> _Required work_
Copy the data below exactly, omitting any picture it contains.

++++++++++

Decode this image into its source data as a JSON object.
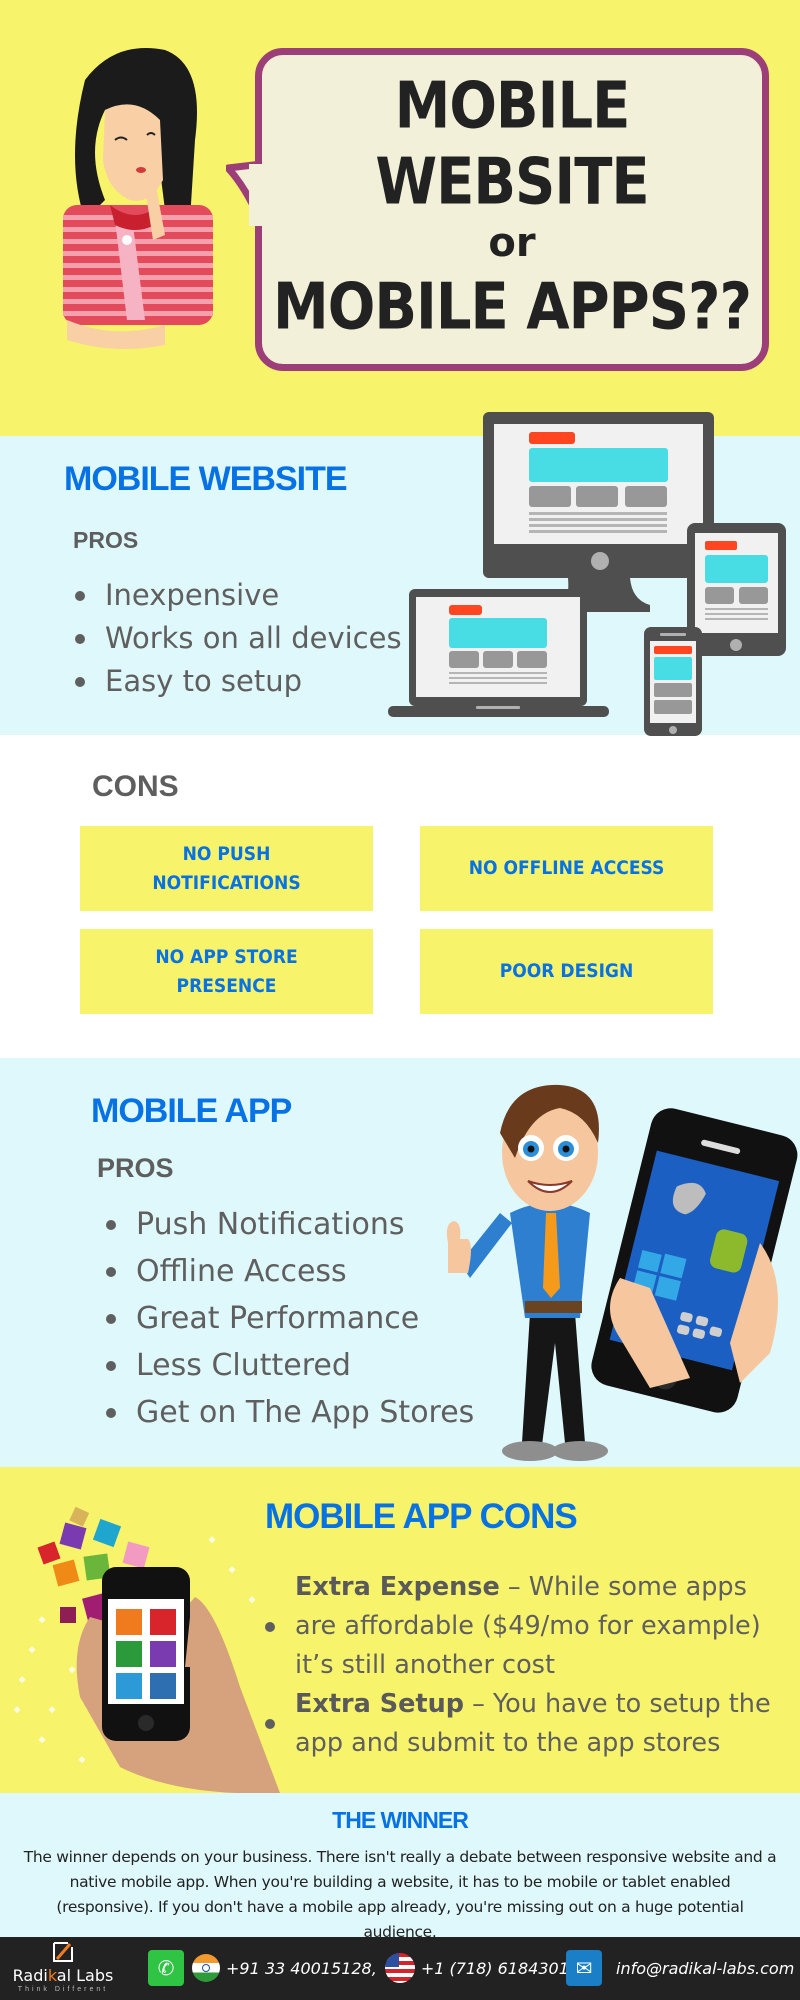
{
  "hero": {
    "title_line1": "MOBILE WEBSITE",
    "title_or": "or",
    "title_line2": "MOBILE APPS??",
    "illustration": "thinking-girl",
    "colors": {
      "background": "#f7f36b",
      "bubble_border": "#9c3f78",
      "bubble_fill": "#f2f0d9"
    }
  },
  "mobile_website": {
    "heading": "MOBILE WEBSITE",
    "pros_label": "PROS",
    "pros": [
      "Inexpensive",
      "Works on all devices",
      "Easy to setup"
    ],
    "illustration": "responsive-devices"
  },
  "website_cons": {
    "heading": "CONS",
    "items": [
      "NO PUSH NOTIFICATIONS",
      "NO OFFLINE ACCESS",
      "NO APP STORE PRESENCE",
      "POOR DESIGN"
    ]
  },
  "mobile_app": {
    "heading": "MOBILE APP",
    "pros_label": "PROS",
    "pros": [
      "Push Notifications",
      "Offline Access",
      "Great Performance",
      "Less Cluttered",
      "Get on The App Stores"
    ],
    "illustration": "man-holding-phone",
    "phone_icons": [
      "apple-icon",
      "android-icon",
      "windows-icon",
      "blackberry-icon"
    ]
  },
  "app_cons": {
    "heading": "MOBILE APP CONS",
    "items": [
      {
        "bold": "Extra Expense",
        "text": " – While some apps are affordable ($49/mo for example) it’s still another cost"
      },
      {
        "bold": "Extra Setup",
        "text": " – You have to setup the app and submit to the app stores"
      }
    ],
    "illustration": "hand-holding-phone-with-apps"
  },
  "winner": {
    "heading": "THE WINNER",
    "body": "The winner depends on your business. There isn't really a debate between responsive website and a native mobile app. When you're building a website, it has to be mobile or tablet enabled (responsive). If you don't have a mobile app already, you're missing out on a huge potential audience."
  },
  "footer": {
    "brand_pre": "Radi",
    "brand_k": "k",
    "brand_post": "al Labs",
    "tagline": "Think Different",
    "phone_india": "+91 33 40015128,",
    "phone_us": "+1 (718) 6184301",
    "email": "info@radikal-labs.com",
    "colors": {
      "accent": "#f07a1f",
      "phone_icon": "#2fc444",
      "mail_icon": "#1a7fc6"
    }
  },
  "colors": {
    "blue_heading": "#0672e4",
    "gray_text": "#5f5f5f",
    "light_blue_bg": "#dff8fc",
    "yellow_bg": "#f7f36b"
  }
}
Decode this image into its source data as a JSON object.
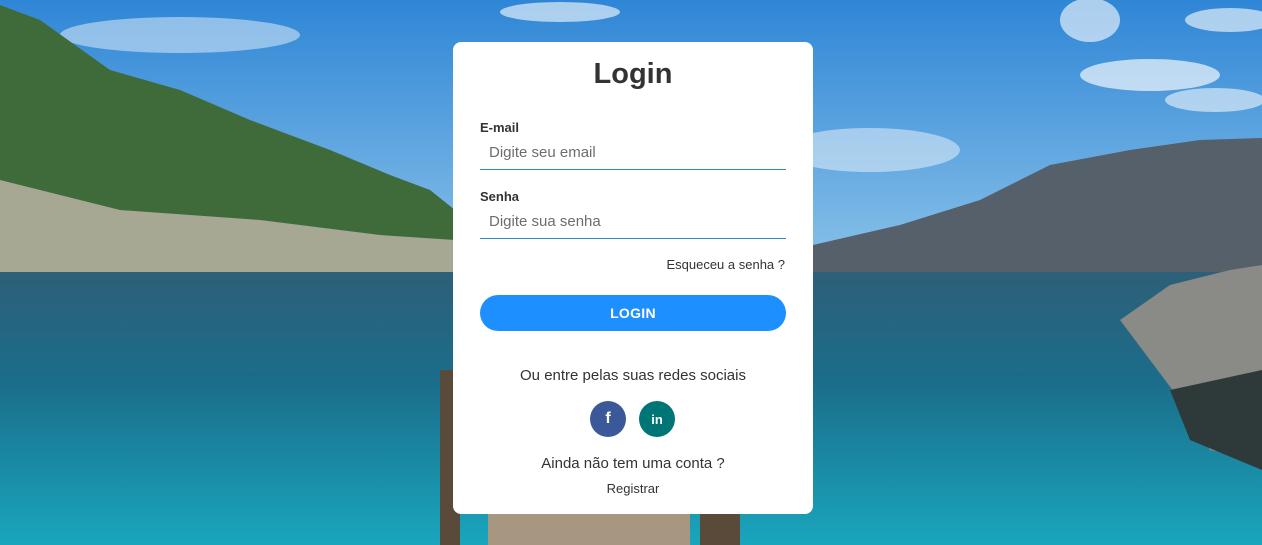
{
  "login_card": {
    "title": "Login",
    "email": {
      "label": "E-mail",
      "placeholder": "Digite seu email",
      "value": ""
    },
    "password": {
      "label": "Senha",
      "placeholder": "Digite sua senha",
      "value": ""
    },
    "forgot_link": "Esqueceu a senha ?",
    "login_button": "LOGIN",
    "social_prompt": "Ou entre pelas suas redes sociais",
    "social_buttons": [
      {
        "icon": "facebook-icon",
        "glyph": "f",
        "color": "#3b5998"
      },
      {
        "icon": "linkedin-icon",
        "glyph": "in",
        "color": "#007575"
      }
    ],
    "no_account_text": "Ainda não tem uma conta ?",
    "register_link": "Registrar"
  },
  "colors": {
    "primary_button": "#1e8fff",
    "input_underline": "#2f86c8",
    "text": "#333333",
    "card_background": "#ffffff"
  }
}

++++++++++

> _Answer to this problem_
Decode this image into its source data as a JSON object.
{
  "hero": {
    "title_line1": "MOBILE WEBSITE",
    "title_or": "or",
    "title_line2": "MOBILE APPS??",
    "illustration": "thinking-girl",
    "colors": {
      "background": "#f7f36b",
      "bubble_border": "#9c3f78",
      "bubble_fill": "#f2f0d9"
    }
  },
  "mobile_website": {
    "heading": "MOBILE WEBSITE",
    "pros_label": "PROS",
    "pros": [
      "Inexpensive",
      "Works on all devices",
      "Easy to setup"
    ],
    "illustration": "responsive-devices"
  },
  "website_cons": {
    "heading": "CONS",
    "items": [
      "NO PUSH NOTIFICATIONS",
      "NO OFFLINE ACCESS",
      "NO APP STORE PRESENCE",
      "POOR DESIGN"
    ]
  },
  "mobile_app": {
    "heading": "MOBILE APP",
    "pros_label": "PROS",
    "pros": [
      "Push Notifications",
      "Offline Access",
      "Great Performance",
      "Less Cluttered",
      "Get on The App Stores"
    ],
    "illustration": "man-holding-phone",
    "phone_icons": [
      "apple-icon",
      "android-icon",
      "windows-icon",
      "blackberry-icon"
    ]
  },
  "app_cons": {
    "heading": "MOBILE APP CONS",
    "items": [
      {
        "bold": "Extra Expense",
        "text": " – While some apps are affordable ($49/mo for example) it’s still another cost"
      },
      {
        "bold": "Extra Setup",
        "text": " – You have to setup the app and submit to the app stores"
      }
    ],
    "illustration": "hand-holding-phone-with-apps"
  },
  "winner": {
    "heading": "THE WINNER",
    "body": "The winner depends on your business. There isn't really a debate between responsive website and a native mobile app. When you're building a website, it has to be mobile or tablet enabled (responsive). If you don't have a mobile app already, you're missing out on a huge potential audience."
  },
  "footer": {
    "brand_pre": "Radi",
    "brand_k": "k",
    "brand_post": "al Labs",
    "tagline": "Think Different",
    "phone_india": "+91 33 40015128,",
    "phone_us": "+1 (718) 6184301",
    "email": "info@radikal-labs.com",
    "colors": {
      "accent": "#f07a1f",
      "phone_icon": "#2fc444",
      "mail_icon": "#1a7fc6"
    }
  },
  "colors": {
    "blue_heading": "#0672e4",
    "gray_text": "#5f5f5f",
    "light_blue_bg": "#dff8fc",
    "yellow_bg": "#f7f36b"
  }
}
Decode this image into its source data as a JSON object.
{
  "login_card": {
    "title": "Login",
    "email": {
      "label": "E-mail",
      "placeholder": "Digite seu email",
      "value": ""
    },
    "password": {
      "label": "Senha",
      "placeholder": "Digite sua senha",
      "value": ""
    },
    "forgot_link": "Esqueceu a senha ?",
    "login_button": "LOGIN",
    "social_prompt": "Ou entre pelas suas redes sociais",
    "social_buttons": [
      {
        "icon": "facebook-icon",
        "glyph": "f",
        "color": "#3b5998"
      },
      {
        "icon": "linkedin-icon",
        "glyph": "in",
        "color": "#007575"
      }
    ],
    "no_account_text": "Ainda não tem uma conta ?",
    "register_link": "Registrar"
  },
  "colors": {
    "primary_button": "#1e8fff",
    "input_underline": "#2f86c8",
    "text": "#333333",
    "card_background": "#ffffff"
  }
}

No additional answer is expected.